----- Dataset records

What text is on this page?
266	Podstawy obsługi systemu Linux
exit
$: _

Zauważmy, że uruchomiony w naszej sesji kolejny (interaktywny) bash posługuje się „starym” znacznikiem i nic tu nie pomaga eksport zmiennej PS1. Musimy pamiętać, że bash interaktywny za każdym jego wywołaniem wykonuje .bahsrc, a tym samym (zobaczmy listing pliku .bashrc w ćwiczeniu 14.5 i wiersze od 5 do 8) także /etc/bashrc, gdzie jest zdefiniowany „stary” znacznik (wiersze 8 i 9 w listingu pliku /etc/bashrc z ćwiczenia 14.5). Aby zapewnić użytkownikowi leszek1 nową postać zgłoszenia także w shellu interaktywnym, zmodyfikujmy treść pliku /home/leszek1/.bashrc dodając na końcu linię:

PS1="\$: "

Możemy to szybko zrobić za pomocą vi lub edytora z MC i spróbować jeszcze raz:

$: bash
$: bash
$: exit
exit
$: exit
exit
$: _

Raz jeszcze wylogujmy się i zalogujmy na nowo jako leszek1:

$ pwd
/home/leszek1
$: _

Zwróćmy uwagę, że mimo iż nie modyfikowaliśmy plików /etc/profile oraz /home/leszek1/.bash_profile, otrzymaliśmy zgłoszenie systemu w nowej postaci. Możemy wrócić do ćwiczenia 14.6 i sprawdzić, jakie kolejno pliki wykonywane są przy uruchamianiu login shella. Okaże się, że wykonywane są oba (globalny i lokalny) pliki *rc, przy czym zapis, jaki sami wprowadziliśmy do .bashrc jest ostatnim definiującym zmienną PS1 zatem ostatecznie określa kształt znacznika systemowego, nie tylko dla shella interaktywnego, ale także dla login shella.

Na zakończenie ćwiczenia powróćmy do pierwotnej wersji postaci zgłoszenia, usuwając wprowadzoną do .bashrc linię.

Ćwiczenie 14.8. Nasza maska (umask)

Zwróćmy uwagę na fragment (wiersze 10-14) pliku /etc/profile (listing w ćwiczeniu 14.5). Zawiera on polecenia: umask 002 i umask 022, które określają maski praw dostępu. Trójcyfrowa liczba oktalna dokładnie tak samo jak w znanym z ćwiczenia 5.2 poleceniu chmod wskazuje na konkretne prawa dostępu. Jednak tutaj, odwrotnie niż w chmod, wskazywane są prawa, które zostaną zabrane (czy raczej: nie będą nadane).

----------

Retype each record exactly, leaving nothing out.

* _Output for this exercise_:
What text is on this page?
266	Podstawy obsługi systemu Linux
exit
$: _

Zauważmy, że uruchomiony w naszej sesji kolejny (interaktywny) bash posługuje się „starym” znacznikiem i nic tu nie pomaga eksport zmiennej PS1. Musimy pamiętać, że bash interaktywny za każdym jego wywołaniem wykonuje .bahsrc, a tym samym (zobaczmy listing pliku .bashrc w ćwiczeniu 14.5 i wiersze od 5 do 8) także /etc/bashrc, gdzie jest zdefiniowany „stary” znacznik (wiersze 8 i 9 w listingu pliku /etc/bashrc z ćwiczenia 14.5). Aby zapewnić użytkownikowi leszek1 nową postać zgłoszenia także w shellu interaktywnym, zmodyfikujmy treść pliku /home/leszek1/.bashrc dodając na końcu linię:

PS1="\$: "

Możemy to szybko zrobić za pomocą vi lub edytora z MC i spróbować jeszcze raz:

$: bash
$: bash
$: exit
exit
$: exit
exit
$: _

Raz jeszcze wylogujmy się i zalogujmy na nowo jako leszek1:

$ pwd
/home/leszek1
$: _

Zwróćmy uwagę, że mimo iż nie modyfikowaliśmy plików /etc/profile oraz /home/leszek1/.bash_profile, otrzymaliśmy zgłoszenie systemu w nowej postaci. Możemy wrócić do ćwiczenia 14.6 i sprawdzić, jakie kolejno pliki wykonywane są przy uruchamianiu login shella. Okaże się, że wykonywane są oba (globalny i lokalny) pliki *rc, przy czym zapis, jaki sami wprowadziliśmy do .bashrc jest ostatnim definiującym zmienną PS1 zatem ostatecznie określa kształt znacznika systemowego, nie tylko dla shella interaktywnego, ale także dla login shella.

Na zakończenie ćwiczenia powróćmy do pierwotnej wersji postaci zgłoszenia, usuwając wprowadzoną do .bashrc linię.

Ćwiczenie 14.8. Nasza maska (umask)

Zwróćmy uwagę na fragment (wiersze 10-14) pliku /etc/profile (listing w ćwiczeniu 14.5). Zawiera on polecenia: umask 002 i umask 022, które określają maski praw dostępu. Trójcyfrowa liczba oktalna dokładnie tak samo jak w znanym z ćwiczenia 5.2 poleceniu chmod wskazuje na konkretne prawa dostępu. Jednak tutaj, odwrotnie niż w chmod, wskazywane są prawa, które zostaną zabrane (czy raczej: nie będą nadane).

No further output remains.